(Extracted records)
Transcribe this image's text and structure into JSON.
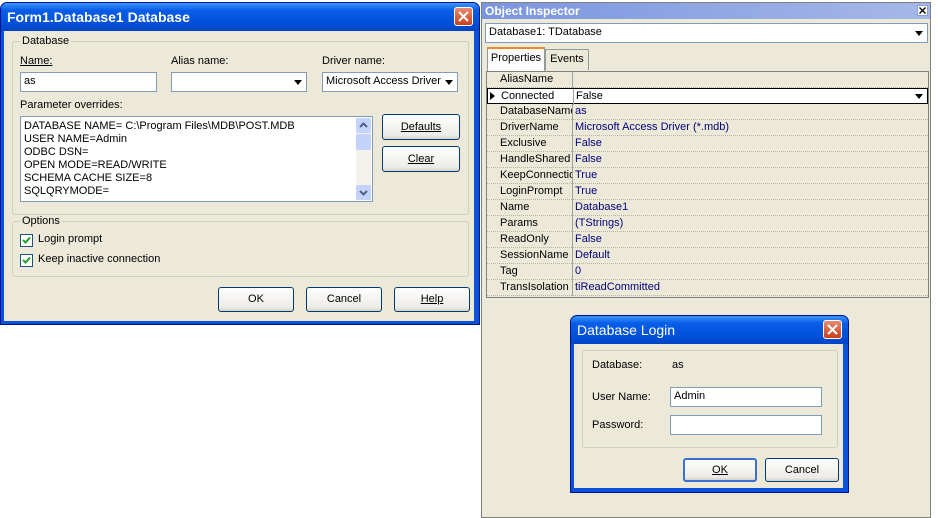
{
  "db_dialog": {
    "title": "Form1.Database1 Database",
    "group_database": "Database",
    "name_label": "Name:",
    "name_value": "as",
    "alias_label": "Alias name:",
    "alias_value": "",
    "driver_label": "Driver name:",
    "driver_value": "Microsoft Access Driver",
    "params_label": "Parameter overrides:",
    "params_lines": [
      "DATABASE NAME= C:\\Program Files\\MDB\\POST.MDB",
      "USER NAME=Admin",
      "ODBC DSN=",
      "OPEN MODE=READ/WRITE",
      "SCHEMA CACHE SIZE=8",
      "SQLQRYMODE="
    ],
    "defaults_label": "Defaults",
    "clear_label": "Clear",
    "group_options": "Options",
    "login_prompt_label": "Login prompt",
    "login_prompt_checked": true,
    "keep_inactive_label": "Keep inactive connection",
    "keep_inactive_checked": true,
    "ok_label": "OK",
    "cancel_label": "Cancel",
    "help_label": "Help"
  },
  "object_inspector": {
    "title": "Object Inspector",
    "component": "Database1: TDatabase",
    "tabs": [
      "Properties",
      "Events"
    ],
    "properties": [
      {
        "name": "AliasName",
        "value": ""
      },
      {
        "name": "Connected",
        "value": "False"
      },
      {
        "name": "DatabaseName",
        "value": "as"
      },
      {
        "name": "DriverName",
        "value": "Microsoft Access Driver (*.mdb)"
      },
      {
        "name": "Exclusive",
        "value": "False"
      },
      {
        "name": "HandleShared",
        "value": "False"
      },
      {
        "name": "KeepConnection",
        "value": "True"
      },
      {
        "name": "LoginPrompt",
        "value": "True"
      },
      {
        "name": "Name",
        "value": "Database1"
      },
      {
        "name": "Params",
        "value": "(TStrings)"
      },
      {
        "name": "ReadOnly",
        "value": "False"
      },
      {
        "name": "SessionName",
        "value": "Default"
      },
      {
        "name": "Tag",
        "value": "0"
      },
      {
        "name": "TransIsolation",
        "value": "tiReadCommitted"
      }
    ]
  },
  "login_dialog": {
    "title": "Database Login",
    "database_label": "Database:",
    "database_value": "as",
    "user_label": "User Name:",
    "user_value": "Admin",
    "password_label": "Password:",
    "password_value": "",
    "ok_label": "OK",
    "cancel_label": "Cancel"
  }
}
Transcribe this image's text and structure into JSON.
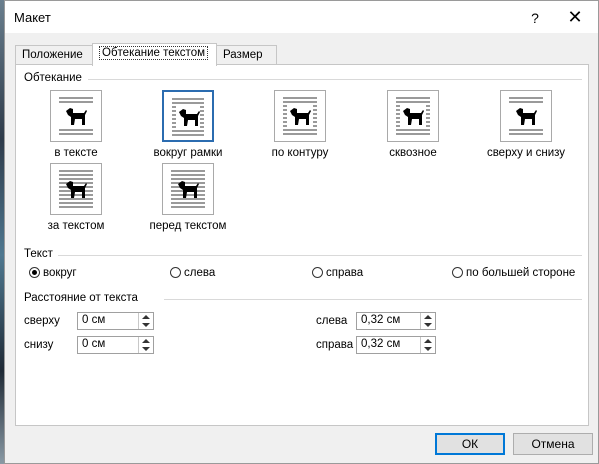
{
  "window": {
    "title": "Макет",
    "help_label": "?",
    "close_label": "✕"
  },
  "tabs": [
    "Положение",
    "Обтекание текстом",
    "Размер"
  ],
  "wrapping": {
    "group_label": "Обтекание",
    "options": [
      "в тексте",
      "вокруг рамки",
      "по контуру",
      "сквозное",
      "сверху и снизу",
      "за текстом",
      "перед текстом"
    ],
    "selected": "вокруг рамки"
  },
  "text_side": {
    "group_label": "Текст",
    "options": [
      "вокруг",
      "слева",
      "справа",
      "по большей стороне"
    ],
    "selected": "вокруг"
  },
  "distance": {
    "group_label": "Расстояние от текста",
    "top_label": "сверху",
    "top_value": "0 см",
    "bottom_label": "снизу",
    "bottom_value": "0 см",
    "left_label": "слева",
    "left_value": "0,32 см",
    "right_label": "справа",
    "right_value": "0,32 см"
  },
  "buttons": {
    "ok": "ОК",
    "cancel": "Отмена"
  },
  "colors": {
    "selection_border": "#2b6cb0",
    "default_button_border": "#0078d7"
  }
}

Task statement - Leave the pictures out and reproduce each record exactly as written.

Result -
Transcribe this image's text and structure into JSON.
{
  "db_dialog": {
    "title": "Form1.Database1 Database",
    "group_database": "Database",
    "name_label": "Name:",
    "name_value": "as",
    "alias_label": "Alias name:",
    "alias_value": "",
    "driver_label": "Driver name:",
    "driver_value": "Microsoft Access Driver",
    "params_label": "Parameter overrides:",
    "params_lines": [
      "DATABASE NAME= C:\\Program Files\\MDB\\POST.MDB",
      "USER NAME=Admin",
      "ODBC DSN=",
      "OPEN MODE=READ/WRITE",
      "SCHEMA CACHE SIZE=8",
      "SQLQRYMODE="
    ],
    "defaults_label": "Defaults",
    "clear_label": "Clear",
    "group_options": "Options",
    "login_prompt_label": "Login prompt",
    "login_prompt_checked": true,
    "keep_inactive_label": "Keep inactive connection",
    "keep_inactive_checked": true,
    "ok_label": "OK",
    "cancel_label": "Cancel",
    "help_label": "Help"
  },
  "object_inspector": {
    "title": "Object Inspector",
    "component": "Database1: TDatabase",
    "tabs": [
      "Properties",
      "Events"
    ],
    "properties": [
      {
        "name": "AliasName",
        "value": ""
      },
      {
        "name": "Connected",
        "value": "False"
      },
      {
        "name": "DatabaseName",
        "value": "as"
      },
      {
        "name": "DriverName",
        "value": "Microsoft Access Driver (*.mdb)"
      },
      {
        "name": "Exclusive",
        "value": "False"
      },
      {
        "name": "HandleShared",
        "value": "False"
      },
      {
        "name": "KeepConnection",
        "value": "True"
      },
      {
        "name": "LoginPrompt",
        "value": "True"
      },
      {
        "name": "Name",
        "value": "Database1"
      },
      {
        "name": "Params",
        "value": "(TStrings)"
      },
      {
        "name": "ReadOnly",
        "value": "False"
      },
      {
        "name": "SessionName",
        "value": "Default"
      },
      {
        "name": "Tag",
        "value": "0"
      },
      {
        "name": "TransIsolation",
        "value": "tiReadCommitted"
      }
    ]
  },
  "login_dialog": {
    "title": "Database Login",
    "database_label": "Database:",
    "database_value": "as",
    "user_label": "User Name:",
    "user_value": "Admin",
    "password_label": "Password:",
    "password_value": "",
    "ok_label": "OK",
    "cancel_label": "Cancel"
  }
}
Transcribe this image's text and structure into JSON.
{
  "window": {
    "title": "Макет",
    "help_label": "?",
    "close_label": "✕"
  },
  "tabs": [
    "Положение",
    "Обтекание текстом",
    "Размер"
  ],
  "wrapping": {
    "group_label": "Обтекание",
    "options": [
      "в тексте",
      "вокруг рамки",
      "по контуру",
      "сквозное",
      "сверху и снизу",
      "за текстом",
      "перед текстом"
    ],
    "selected": "вокруг рамки"
  },
  "text_side": {
    "group_label": "Текст",
    "options": [
      "вокруг",
      "слева",
      "справа",
      "по большей стороне"
    ],
    "selected": "вокруг"
  },
  "distance": {
    "group_label": "Расстояние от текста",
    "top_label": "сверху",
    "top_value": "0 см",
    "bottom_label": "снизу",
    "bottom_value": "0 см",
    "left_label": "слева",
    "left_value": "0,32 см",
    "right_label": "справа",
    "right_value": "0,32 см"
  },
  "buttons": {
    "ok": "ОК",
    "cancel": "Отмена"
  },
  "colors": {
    "selection_border": "#2b6cb0",
    "default_button_border": "#0078d7"
  }
}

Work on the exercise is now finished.